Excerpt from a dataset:
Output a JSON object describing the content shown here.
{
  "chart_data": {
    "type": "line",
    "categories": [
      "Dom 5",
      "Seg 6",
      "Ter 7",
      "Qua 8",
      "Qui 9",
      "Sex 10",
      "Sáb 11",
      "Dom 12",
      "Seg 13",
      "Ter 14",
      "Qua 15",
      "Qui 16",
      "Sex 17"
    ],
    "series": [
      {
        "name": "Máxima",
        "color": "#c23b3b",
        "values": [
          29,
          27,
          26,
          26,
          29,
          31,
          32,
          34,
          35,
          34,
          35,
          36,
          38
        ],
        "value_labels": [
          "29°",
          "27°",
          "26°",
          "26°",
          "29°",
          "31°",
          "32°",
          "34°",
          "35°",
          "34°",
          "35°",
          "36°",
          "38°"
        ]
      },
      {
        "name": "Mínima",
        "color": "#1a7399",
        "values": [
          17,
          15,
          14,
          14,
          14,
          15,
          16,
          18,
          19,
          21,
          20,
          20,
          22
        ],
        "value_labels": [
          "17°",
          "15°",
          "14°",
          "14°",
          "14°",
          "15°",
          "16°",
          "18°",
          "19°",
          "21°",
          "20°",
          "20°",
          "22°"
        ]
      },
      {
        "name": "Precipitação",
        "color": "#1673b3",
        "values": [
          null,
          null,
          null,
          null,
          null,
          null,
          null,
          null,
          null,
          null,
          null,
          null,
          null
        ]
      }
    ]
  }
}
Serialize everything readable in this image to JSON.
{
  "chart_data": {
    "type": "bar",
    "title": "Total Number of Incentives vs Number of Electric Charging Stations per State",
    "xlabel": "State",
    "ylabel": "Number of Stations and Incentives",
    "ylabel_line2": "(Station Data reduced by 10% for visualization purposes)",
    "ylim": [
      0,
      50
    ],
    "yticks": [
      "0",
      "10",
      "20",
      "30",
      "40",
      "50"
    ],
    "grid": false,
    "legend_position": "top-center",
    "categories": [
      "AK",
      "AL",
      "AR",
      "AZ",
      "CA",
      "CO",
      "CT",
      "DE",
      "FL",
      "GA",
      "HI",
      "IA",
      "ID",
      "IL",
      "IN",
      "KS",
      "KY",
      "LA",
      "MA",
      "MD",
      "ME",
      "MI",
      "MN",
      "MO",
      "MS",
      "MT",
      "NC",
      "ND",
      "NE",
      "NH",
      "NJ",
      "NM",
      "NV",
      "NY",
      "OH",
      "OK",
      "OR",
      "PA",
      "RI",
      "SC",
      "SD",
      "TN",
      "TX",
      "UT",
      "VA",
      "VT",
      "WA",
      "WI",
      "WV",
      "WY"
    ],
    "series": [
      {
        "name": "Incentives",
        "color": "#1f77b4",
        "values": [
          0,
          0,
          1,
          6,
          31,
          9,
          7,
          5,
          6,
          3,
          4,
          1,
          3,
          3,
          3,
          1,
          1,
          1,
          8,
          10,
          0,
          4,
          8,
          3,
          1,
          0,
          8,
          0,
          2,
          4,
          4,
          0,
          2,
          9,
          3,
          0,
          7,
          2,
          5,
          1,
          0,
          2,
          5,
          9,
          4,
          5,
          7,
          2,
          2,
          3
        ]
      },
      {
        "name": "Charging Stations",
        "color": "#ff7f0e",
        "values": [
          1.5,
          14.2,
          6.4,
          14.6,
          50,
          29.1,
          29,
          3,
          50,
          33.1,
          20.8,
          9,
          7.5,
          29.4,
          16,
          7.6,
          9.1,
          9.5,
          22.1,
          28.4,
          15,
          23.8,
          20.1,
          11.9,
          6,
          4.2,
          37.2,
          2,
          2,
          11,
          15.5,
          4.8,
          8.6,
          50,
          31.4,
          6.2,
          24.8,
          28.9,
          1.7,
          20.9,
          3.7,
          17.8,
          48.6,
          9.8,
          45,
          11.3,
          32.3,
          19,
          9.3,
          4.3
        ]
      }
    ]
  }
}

- **Written exercise**: Go through the records and show every line with the string "Charging" in it.

- **Task result**:
    "title": "Total Number of Incentives vs Number of Electric Charging Stations per State",
        "name": "Charging Stations",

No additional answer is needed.